[Problem to work on]
Output every line exactly as written. Leave out pictures.

**** Data to process

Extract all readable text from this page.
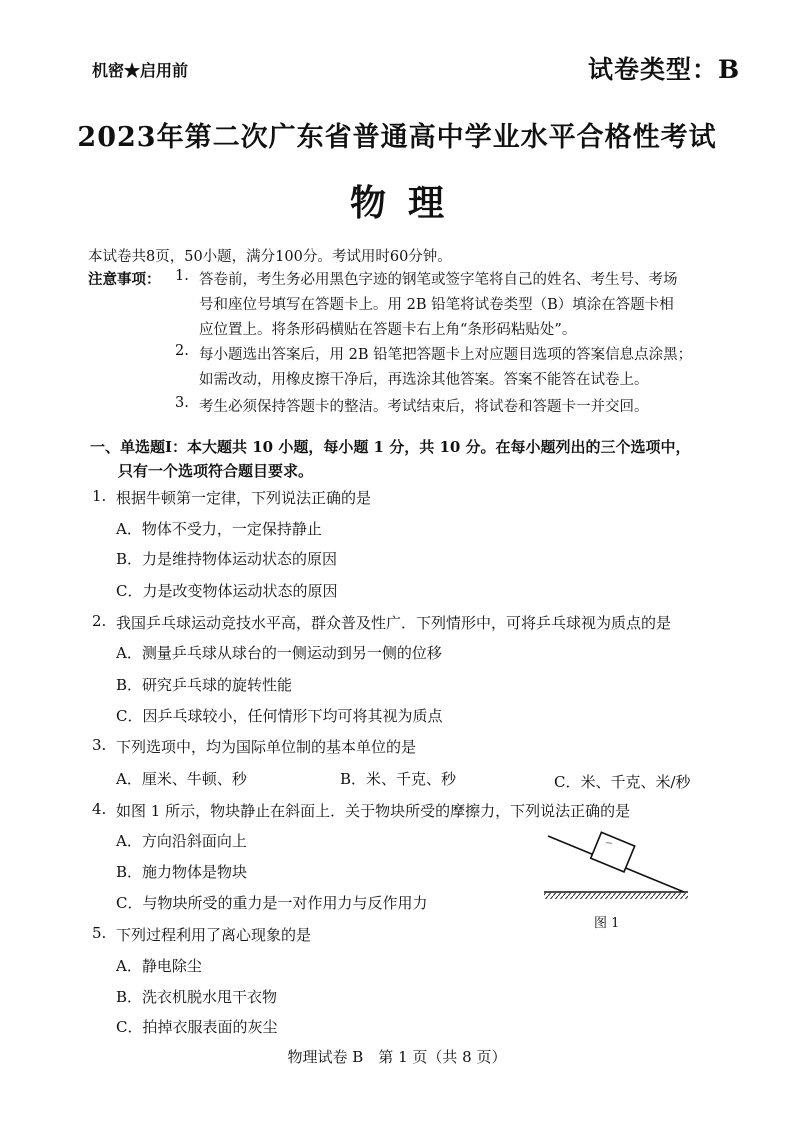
机密★启用前	试卷类型：B
2023年第二次广东省普通高中学业水平合格性考试
物理
本试卷共8页，50小题，满分100分。考试用时60分钟。
注意事项： 1. 答卷前，考生务必用黑色字迹的钢笔或签字笔将自己的姓名、考生号、考场
号和座位号填写在答题卡上。用 2B 铅笔将试卷类型（B）填涂在答题卡相
应位置上。将条形码横贴在答题卡右上角“条形码粘贴处”。
2. 每小题选出答案后，用 2B 铅笔把答题卡上对应题目选项的答案信息点涂黑；
如需改动，用橡皮擦干净后，再选涂其他答案。答案不能答在试卷上。
3. 考生必须保持答题卡的整洁。考试结束后，将试卷和答题卡一并交回。
一、单选题Ⅰ：本大题共 10 小题，每小题 1 分，共 10 分。在每小题列出的三个选项中，
只有一个选项符合题目要求。
1. 根据牛顿第一定律，下列说法正确的是
A．物体不受力，一定保持静止
B．力是维持物体运动状态的原因
C．力是改变物体运动状态的原因
2. 我国乒乓球运动竞技水平高，群众普及性广．下列情形中，可将乒乓球视为质点的是
A．测量乒乓球从球台的一侧运动到另一侧的位移
B．研究乒乓球的旋转性能
C．因乒乓球较小，任何情形下均可将其视为质点
3. 下列选项中，均为国际单位制的基本单位的是
A．厘米、牛顿、秒	B．米、千克、秒	C．米、千克、米/秒
4. 如图 1 所示，物块静止在斜面上．关于物块所受的摩擦力，下列说法正确的是
A．方向沿斜面向上
B．施力物体是物块
C．与物块所受的重力是一对作用力与反作用力
图 1
5. 下列过程利用了离心现象的是
A．静电除尘
B．洗衣机脱水甩干衣物
C．拍掉衣服表面的灰尘
物理试卷 B　第 1 页（共 8 页）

********

[Task result]
Extract all readable text from this page.
机密★启用前	试卷类型：B
2023年第二次广东省普通高中学业水平合格性考试
物理
本试卷共8页，50小题，满分100分。考试用时60分钟。
注意事项： 1. 答卷前，考生务必用黑色字迹的钢笔或签字笔将自己的姓名、考生号、考场
号和座位号填写在答题卡上。用 2B 铅笔将试卷类型（B）填涂在答题卡相
应位置上。将条形码横贴在答题卡右上角“条形码粘贴处”。
2. 每小题选出答案后，用 2B 铅笔把答题卡上对应题目选项的答案信息点涂黑；
如需改动，用橡皮擦干净后，再选涂其他答案。答案不能答在试卷上。
3. 考生必须保持答题卡的整洁。考试结束后，将试卷和答题卡一并交回。
一、单选题Ⅰ：本大题共 10 小题，每小题 1 分，共 10 分。在每小题列出的三个选项中，
只有一个选项符合题目要求。
1. 根据牛顿第一定律，下列说法正确的是
A．物体不受力，一定保持静止
B．力是维持物体运动状态的原因
C．力是改变物体运动状态的原因
2. 我国乒乓球运动竞技水平高，群众普及性广．下列情形中，可将乒乓球视为质点的是
A．测量乒乓球从球台的一侧运动到另一侧的位移
B．研究乒乓球的旋转性能
C．因乒乓球较小，任何情形下均可将其视为质点
3. 下列选项中，均为国际单位制的基本单位的是
A．厘米、牛顿、秒	B．米、千克、秒	C．米、千克、米/秒
4. 如图 1 所示，物块静止在斜面上．关于物块所受的摩擦力，下列说法正确的是
A．方向沿斜面向上
B．施力物体是物块
C．与物块所受的重力是一对作用力与反作用力
图 1
5. 下列过程利用了离心现象的是
A．静电除尘
B．洗衣机脱水甩干衣物
C．拍掉衣服表面的灰尘
物理试卷 B　第 1 页（共 8 页）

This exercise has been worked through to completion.